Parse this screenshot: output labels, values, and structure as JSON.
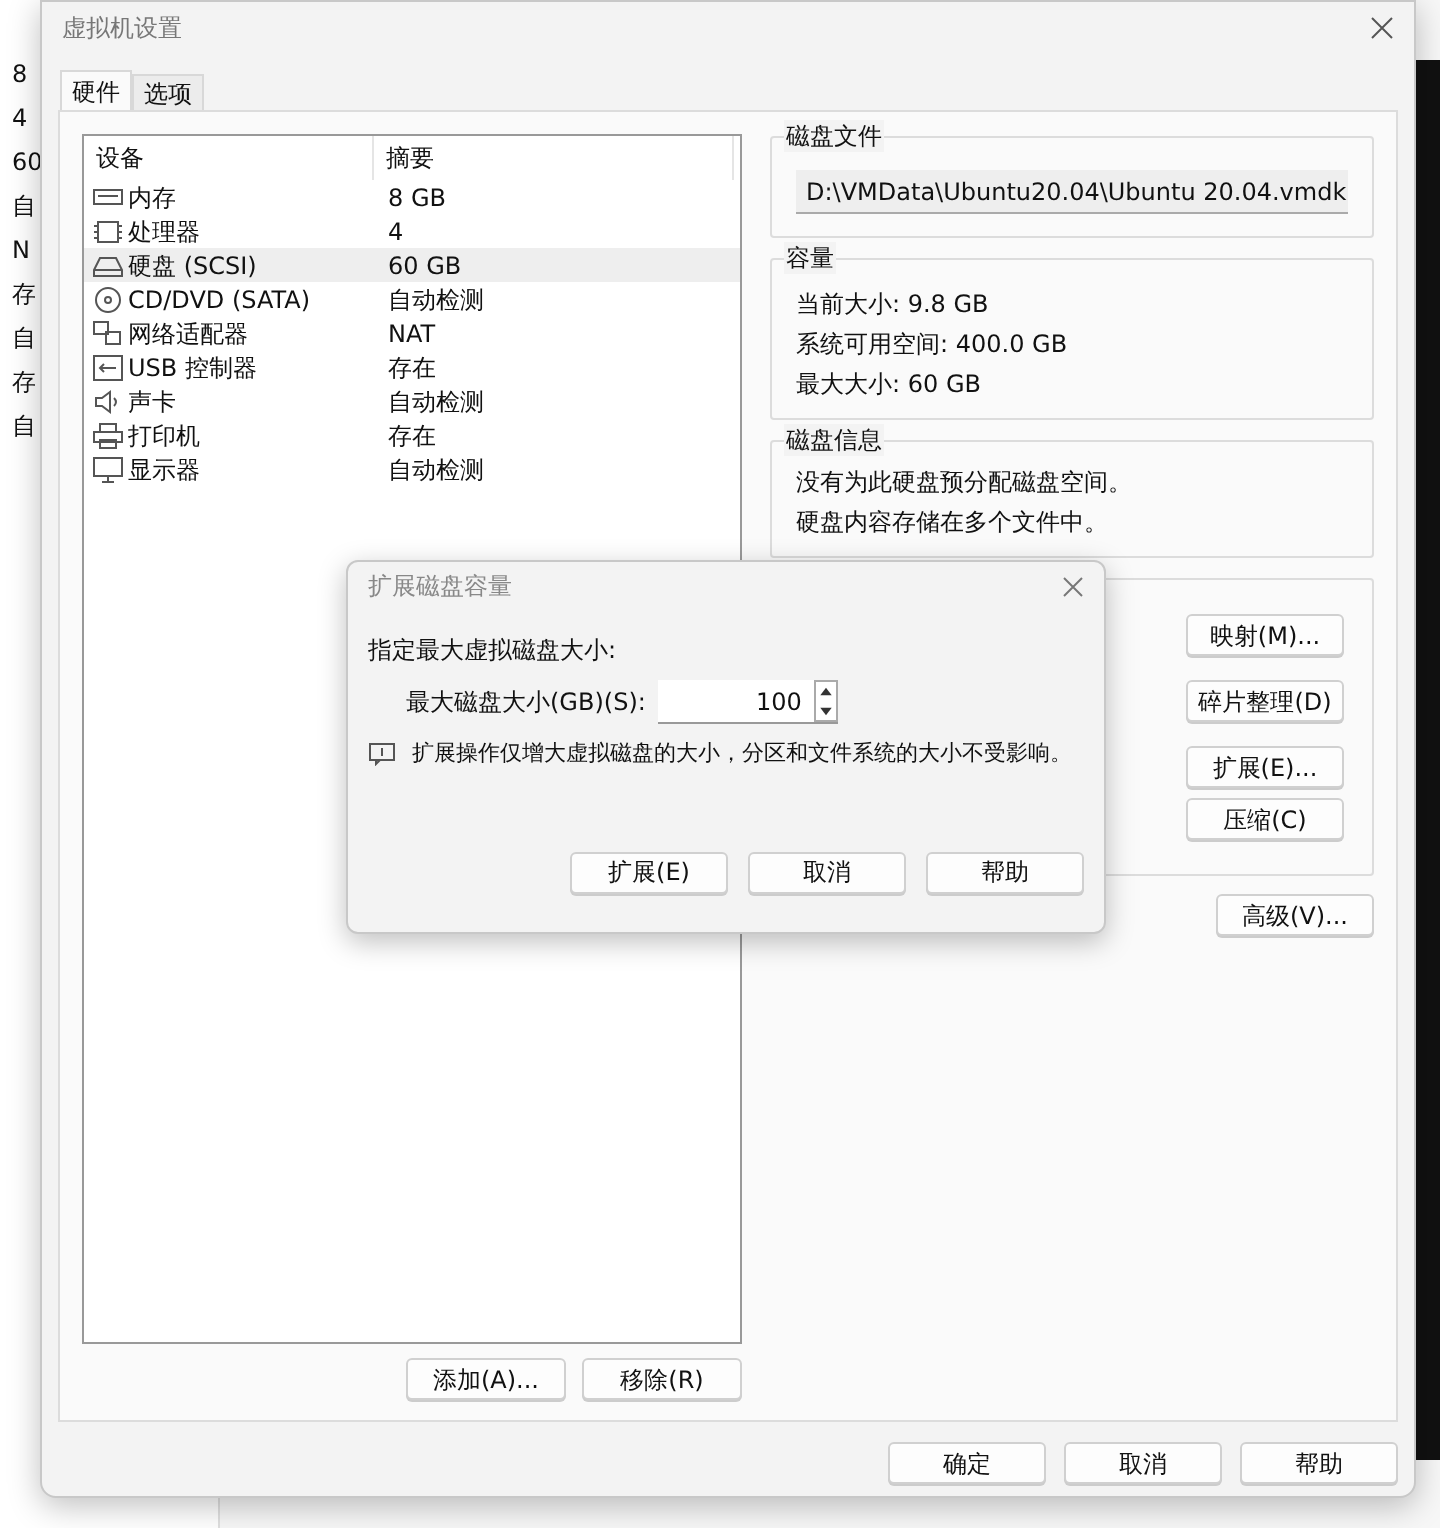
{
  "background_column": [
    "8",
    "4",
    "60",
    "自",
    "N",
    "存",
    "自",
    "存",
    "自"
  ],
  "window": {
    "title": "虚拟机设置"
  },
  "tabs": [
    {
      "label": "硬件",
      "selected": true
    },
    {
      "label": "选项",
      "selected": false
    }
  ],
  "device_table": {
    "columns": [
      "设备",
      "摘要"
    ],
    "rows": [
      {
        "kind": "memory",
        "device": "内存",
        "summary": "8 GB",
        "selected": false
      },
      {
        "kind": "cpu",
        "device": "处理器",
        "summary": "4",
        "selected": false
      },
      {
        "kind": "disk",
        "device": "硬盘 (SCSI)",
        "summary": "60 GB",
        "selected": true
      },
      {
        "kind": "cdrom",
        "device": "CD/DVD (SATA)",
        "summary": "自动检测",
        "selected": false
      },
      {
        "kind": "network",
        "device": "网络适配器",
        "summary": "NAT",
        "selected": false
      },
      {
        "kind": "usb",
        "device": "USB 控制器",
        "summary": "存在",
        "selected": false
      },
      {
        "kind": "sound",
        "device": "声卡",
        "summary": "自动检测",
        "selected": false
      },
      {
        "kind": "printer",
        "device": "打印机",
        "summary": "存在",
        "selected": false
      },
      {
        "kind": "display",
        "device": "显示器",
        "summary": "自动检测",
        "selected": false
      }
    ]
  },
  "list_buttons": [
    "添加(A)...",
    "移除(R)"
  ],
  "disk_file": {
    "title": "磁盘文件",
    "path": "D:\\VMData\\Ubuntu20.04\\Ubuntu 20.04.vmdk"
  },
  "capacity": {
    "title": "容量",
    "lines": [
      "当前大小: 9.8 GB",
      "系统可用空间: 400.0 GB",
      "最大大小: 60 GB"
    ]
  },
  "disk_info": {
    "title": "磁盘信息",
    "lines": [
      "没有为此硬盘预分配磁盘空间。",
      "硬盘内容存储在多个文件中。"
    ]
  },
  "utility_buttons": [
    "映射(M)...",
    "碎片整理(D)",
    "扩展(E)...",
    "压缩(C)"
  ],
  "advanced_button": "高级(V)...",
  "footer_buttons": [
    "确定",
    "取消",
    "帮助"
  ],
  "expand_dialog": {
    "title": "扩展磁盘容量",
    "prompt": "指定最大虚拟磁盘大小:",
    "size_label": "最大磁盘大小(GB)(S):",
    "size_value": "100",
    "note": "扩展操作仅增大虚拟磁盘的大小，分区和文件系统的大小不受影响。",
    "buttons": [
      "扩展(E)",
      "取消",
      "帮助"
    ]
  }
}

-- -- --

What the task asks
Reproduce every entry word for word, but omit the pictures.

Expected answer
Parse this screenshot: output labels, values, and structure as JSON.
{
  "background_column": [
    "8",
    "4",
    "60",
    "自",
    "N",
    "存",
    "自",
    "存",
    "自"
  ],
  "window": {
    "title": "虚拟机设置"
  },
  "tabs": [
    {
      "label": "硬件",
      "selected": true
    },
    {
      "label": "选项",
      "selected": false
    }
  ],
  "device_table": {
    "columns": [
      "设备",
      "摘要"
    ],
    "rows": [
      {
        "kind": "memory",
        "device": "内存",
        "summary": "8 GB",
        "selected": false
      },
      {
        "kind": "cpu",
        "device": "处理器",
        "summary": "4",
        "selected": false
      },
      {
        "kind": "disk",
        "device": "硬盘 (SCSI)",
        "summary": "60 GB",
        "selected": true
      },
      {
        "kind": "cdrom",
        "device": "CD/DVD (SATA)",
        "summary": "自动检测",
        "selected": false
      },
      {
        "kind": "network",
        "device": "网络适配器",
        "summary": "NAT",
        "selected": false
      },
      {
        "kind": "usb",
        "device": "USB 控制器",
        "summary": "存在",
        "selected": false
      },
      {
        "kind": "sound",
        "device": "声卡",
        "summary": "自动检测",
        "selected": false
      },
      {
        "kind": "printer",
        "device": "打印机",
        "summary": "存在",
        "selected": false
      },
      {
        "kind": "display",
        "device": "显示器",
        "summary": "自动检测",
        "selected": false
      }
    ]
  },
  "list_buttons": [
    "添加(A)...",
    "移除(R)"
  ],
  "disk_file": {
    "title": "磁盘文件",
    "path": "D:\\VMData\\Ubuntu20.04\\Ubuntu 20.04.vmdk"
  },
  "capacity": {
    "title": "容量",
    "lines": [
      "当前大小: 9.8 GB",
      "系统可用空间: 400.0 GB",
      "最大大小: 60 GB"
    ]
  },
  "disk_info": {
    "title": "磁盘信息",
    "lines": [
      "没有为此硬盘预分配磁盘空间。",
      "硬盘内容存储在多个文件中。"
    ]
  },
  "utility_buttons": [
    "映射(M)...",
    "碎片整理(D)",
    "扩展(E)...",
    "压缩(C)"
  ],
  "advanced_button": "高级(V)...",
  "footer_buttons": [
    "确定",
    "取消",
    "帮助"
  ],
  "expand_dialog": {
    "title": "扩展磁盘容量",
    "prompt": "指定最大虚拟磁盘大小:",
    "size_label": "最大磁盘大小(GB)(S):",
    "size_value": "100",
    "note": "扩展操作仅增大虚拟磁盘的大小，分区和文件系统的大小不受影响。",
    "buttons": [
      "扩展(E)",
      "取消",
      "帮助"
    ]
  }
}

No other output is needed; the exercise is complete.